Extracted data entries
..........

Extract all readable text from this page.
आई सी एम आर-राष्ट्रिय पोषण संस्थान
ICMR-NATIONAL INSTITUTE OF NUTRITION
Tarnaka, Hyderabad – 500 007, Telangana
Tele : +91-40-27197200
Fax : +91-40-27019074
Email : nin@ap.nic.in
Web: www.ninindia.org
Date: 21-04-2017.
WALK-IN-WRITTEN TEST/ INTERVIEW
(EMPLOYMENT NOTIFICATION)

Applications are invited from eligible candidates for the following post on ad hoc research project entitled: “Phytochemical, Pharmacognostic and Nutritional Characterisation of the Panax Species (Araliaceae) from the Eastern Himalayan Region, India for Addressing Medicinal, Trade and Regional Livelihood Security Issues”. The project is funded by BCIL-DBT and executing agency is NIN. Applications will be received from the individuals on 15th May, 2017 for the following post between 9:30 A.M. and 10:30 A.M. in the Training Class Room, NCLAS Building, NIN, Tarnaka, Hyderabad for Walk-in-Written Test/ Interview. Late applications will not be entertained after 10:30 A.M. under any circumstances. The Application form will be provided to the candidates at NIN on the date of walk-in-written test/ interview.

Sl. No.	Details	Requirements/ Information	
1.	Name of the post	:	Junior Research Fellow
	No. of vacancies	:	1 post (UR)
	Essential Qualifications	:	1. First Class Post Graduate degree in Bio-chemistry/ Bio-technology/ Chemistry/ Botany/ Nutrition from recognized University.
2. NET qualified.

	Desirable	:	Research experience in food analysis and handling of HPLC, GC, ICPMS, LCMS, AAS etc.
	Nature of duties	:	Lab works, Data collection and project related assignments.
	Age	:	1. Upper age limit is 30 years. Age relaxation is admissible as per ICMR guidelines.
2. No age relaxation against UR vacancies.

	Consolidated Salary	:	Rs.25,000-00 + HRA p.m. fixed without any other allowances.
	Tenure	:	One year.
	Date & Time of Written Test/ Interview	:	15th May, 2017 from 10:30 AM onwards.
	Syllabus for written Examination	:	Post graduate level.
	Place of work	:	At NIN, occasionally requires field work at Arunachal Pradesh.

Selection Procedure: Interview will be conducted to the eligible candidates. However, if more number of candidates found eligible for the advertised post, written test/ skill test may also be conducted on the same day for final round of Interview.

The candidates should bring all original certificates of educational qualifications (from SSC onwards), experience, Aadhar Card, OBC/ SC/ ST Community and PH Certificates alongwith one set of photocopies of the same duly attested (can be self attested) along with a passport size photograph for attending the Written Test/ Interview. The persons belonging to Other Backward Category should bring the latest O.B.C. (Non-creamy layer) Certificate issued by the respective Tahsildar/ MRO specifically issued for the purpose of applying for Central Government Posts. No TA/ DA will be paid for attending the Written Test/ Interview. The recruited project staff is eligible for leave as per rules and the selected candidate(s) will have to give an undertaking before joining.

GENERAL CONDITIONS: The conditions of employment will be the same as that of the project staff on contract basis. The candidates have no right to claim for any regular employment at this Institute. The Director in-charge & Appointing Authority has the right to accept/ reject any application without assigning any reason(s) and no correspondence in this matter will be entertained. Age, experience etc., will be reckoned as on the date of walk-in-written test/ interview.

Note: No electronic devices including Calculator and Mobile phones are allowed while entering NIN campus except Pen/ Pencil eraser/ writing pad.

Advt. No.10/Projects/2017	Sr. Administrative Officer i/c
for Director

..........

> _Set problem_
Output every record above exactly as it appears.

> _Expected answer_
Extract all readable text from this page.
आई सी एम आर-राष्ट्रिय पोषण संस्थान
ICMR-NATIONAL INSTITUTE OF NUTRITION
Tarnaka, Hyderabad – 500 007, Telangana
Tele : +91-40-27197200
Fax : +91-40-27019074
Email : nin@ap.nic.in
Web: www.ninindia.org
Date: 21-04-2017.
WALK-IN-WRITTEN TEST/ INTERVIEW
(EMPLOYMENT NOTIFICATION)

Applications are invited from eligible candidates for the following post on ad hoc research project entitled: “Phytochemical, Pharmacognostic and Nutritional Characterisation of the Panax Species (Araliaceae) from the Eastern Himalayan Region, India for Addressing Medicinal, Trade and Regional Livelihood Security Issues”. The project is funded by BCIL-DBT and executing agency is NIN. Applications will be received from the individuals on 15th May, 2017 for the following post between 9:30 A.M. and 10:30 A.M. in the Training Class Room, NCLAS Building, NIN, Tarnaka, Hyderabad for Walk-in-Written Test/ Interview. Late applications will not be entertained after 10:30 A.M. under any circumstances. The Application form will be provided to the candidates at NIN on the date of walk-in-written test/ interview.

Sl. No.	Details	Requirements/ Information	
1.	Name of the post	:	Junior Research Fellow
	No. of vacancies	:	1 post (UR)
	Essential Qualifications	:	1. First Class Post Graduate degree in Bio-chemistry/ Bio-technology/ Chemistry/ Botany/ Nutrition from recognized University.
2. NET qualified.

	Desirable	:	Research experience in food analysis and handling of HPLC, GC, ICPMS, LCMS, AAS etc.
	Nature of duties	:	Lab works, Data collection and project related assignments.
	Age	:	1. Upper age limit is 30 years. Age relaxation is admissible as per ICMR guidelines.
2. No age relaxation against UR vacancies.

	Consolidated Salary	:	Rs.25,000-00 + HRA p.m. fixed without any other allowances.
	Tenure	:	One year.
	Date & Time of Written Test/ Interview	:	15th May, 2017 from 10:30 AM onwards.
	Syllabus for written Examination	:	Post graduate level.
	Place of work	:	At NIN, occasionally requires field work at Arunachal Pradesh.

Selection Procedure: Interview will be conducted to the eligible candidates. However, if more number of candidates found eligible for the advertised post, written test/ skill test may also be conducted on the same day for final round of Interview.

The candidates should bring all original certificates of educational qualifications (from SSC onwards), experience, Aadhar Card, OBC/ SC/ ST Community and PH Certificates alongwith one set of photocopies of the same duly attested (can be self attested) along with a passport size photograph for attending the Written Test/ Interview. The persons belonging to Other Backward Category should bring the latest O.B.C. (Non-creamy layer) Certificate issued by the respective Tahsildar/ MRO specifically issued for the purpose of applying for Central Government Posts. No TA/ DA will be paid for attending the Written Test/ Interview. The recruited project staff is eligible for leave as per rules and the selected candidate(s) will have to give an undertaking before joining.

GENERAL CONDITIONS: The conditions of employment will be the same as that of the project staff on contract basis. The candidates have no right to claim for any regular employment at this Institute. The Director in-charge & Appointing Authority has the right to accept/ reject any application without assigning any reason(s) and no correspondence in this matter will be entertained. Age, experience etc., will be reckoned as on the date of walk-in-written test/ interview.

Note: No electronic devices including Calculator and Mobile phones are allowed while entering NIN campus except Pen/ Pencil eraser/ writing pad.

Advt. No.10/Projects/2017	Sr. Administrative Officer i/c
for Director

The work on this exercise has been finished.